>> Start Listed records
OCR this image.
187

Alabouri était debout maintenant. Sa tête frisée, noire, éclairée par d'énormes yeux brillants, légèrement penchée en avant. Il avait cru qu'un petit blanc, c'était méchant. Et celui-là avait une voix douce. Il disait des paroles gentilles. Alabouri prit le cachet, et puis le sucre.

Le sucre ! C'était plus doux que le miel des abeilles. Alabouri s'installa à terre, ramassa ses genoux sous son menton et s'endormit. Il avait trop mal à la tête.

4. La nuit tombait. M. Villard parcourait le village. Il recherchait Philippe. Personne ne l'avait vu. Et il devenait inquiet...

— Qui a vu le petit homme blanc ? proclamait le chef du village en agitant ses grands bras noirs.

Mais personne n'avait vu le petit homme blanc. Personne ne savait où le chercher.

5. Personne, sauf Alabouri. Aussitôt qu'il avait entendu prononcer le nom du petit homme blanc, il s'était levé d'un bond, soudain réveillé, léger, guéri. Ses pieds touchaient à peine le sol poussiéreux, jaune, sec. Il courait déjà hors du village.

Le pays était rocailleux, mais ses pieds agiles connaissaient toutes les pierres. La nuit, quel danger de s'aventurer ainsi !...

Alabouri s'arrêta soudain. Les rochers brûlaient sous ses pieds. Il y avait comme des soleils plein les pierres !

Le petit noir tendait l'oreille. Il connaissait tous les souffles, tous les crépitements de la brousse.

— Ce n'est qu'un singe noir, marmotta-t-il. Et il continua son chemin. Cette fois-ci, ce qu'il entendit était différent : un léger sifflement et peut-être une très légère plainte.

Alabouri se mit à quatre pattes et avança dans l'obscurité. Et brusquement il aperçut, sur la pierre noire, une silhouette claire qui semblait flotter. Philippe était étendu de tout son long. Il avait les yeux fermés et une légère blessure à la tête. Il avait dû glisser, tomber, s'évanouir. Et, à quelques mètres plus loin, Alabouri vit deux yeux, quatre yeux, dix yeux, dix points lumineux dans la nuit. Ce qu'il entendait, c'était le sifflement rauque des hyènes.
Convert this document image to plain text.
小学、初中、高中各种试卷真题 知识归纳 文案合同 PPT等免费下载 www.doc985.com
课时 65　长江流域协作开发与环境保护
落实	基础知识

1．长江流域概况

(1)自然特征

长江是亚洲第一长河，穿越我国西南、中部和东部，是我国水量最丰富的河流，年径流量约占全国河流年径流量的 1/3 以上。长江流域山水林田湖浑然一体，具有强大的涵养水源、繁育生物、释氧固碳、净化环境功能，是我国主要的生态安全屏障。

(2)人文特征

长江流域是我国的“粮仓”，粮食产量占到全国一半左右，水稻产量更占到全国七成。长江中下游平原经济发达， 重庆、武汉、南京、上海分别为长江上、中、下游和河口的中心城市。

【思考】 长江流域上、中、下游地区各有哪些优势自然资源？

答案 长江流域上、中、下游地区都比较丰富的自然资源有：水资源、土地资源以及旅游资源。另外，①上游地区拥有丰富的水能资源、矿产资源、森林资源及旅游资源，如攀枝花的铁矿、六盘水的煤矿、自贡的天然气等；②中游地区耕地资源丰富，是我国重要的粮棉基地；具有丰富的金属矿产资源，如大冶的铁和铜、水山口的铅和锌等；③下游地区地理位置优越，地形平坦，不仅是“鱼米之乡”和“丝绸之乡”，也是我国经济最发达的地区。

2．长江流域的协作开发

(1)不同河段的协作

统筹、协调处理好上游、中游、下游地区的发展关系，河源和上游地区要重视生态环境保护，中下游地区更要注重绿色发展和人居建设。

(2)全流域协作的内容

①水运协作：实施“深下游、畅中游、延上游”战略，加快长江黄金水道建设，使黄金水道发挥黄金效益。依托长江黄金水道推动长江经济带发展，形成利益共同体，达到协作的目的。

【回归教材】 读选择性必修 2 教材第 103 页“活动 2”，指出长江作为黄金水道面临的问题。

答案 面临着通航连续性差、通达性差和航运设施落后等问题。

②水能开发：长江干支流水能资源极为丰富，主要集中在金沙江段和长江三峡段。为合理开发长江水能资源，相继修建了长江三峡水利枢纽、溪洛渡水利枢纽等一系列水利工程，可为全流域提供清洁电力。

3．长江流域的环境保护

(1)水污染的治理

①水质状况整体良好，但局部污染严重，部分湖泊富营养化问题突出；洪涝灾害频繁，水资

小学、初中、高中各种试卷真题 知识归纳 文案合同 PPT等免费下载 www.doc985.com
>> End Listed records
> What you will do
In the records above, collect each line with "Personne".

> Answer to the exercise
4. La nuit tombait. M. Villard parcourait le village. Il recherchait Philippe. Personne ne l'avait vu. Et il devenait inquiet...
Mais personne n'avait vu le petit homme blanc. Personne ne savait où le chercher.
5. Personne, sauf Alabouri. Aussitôt qu'il avait entendu prononcer le nom du petit homme blanc, il s'était levé d'un bond, soudain réveillé, léger, guéri. Ses pieds touchaient à peine le sol poussiéreux, jaune, sec. Il courait déjà hors du village.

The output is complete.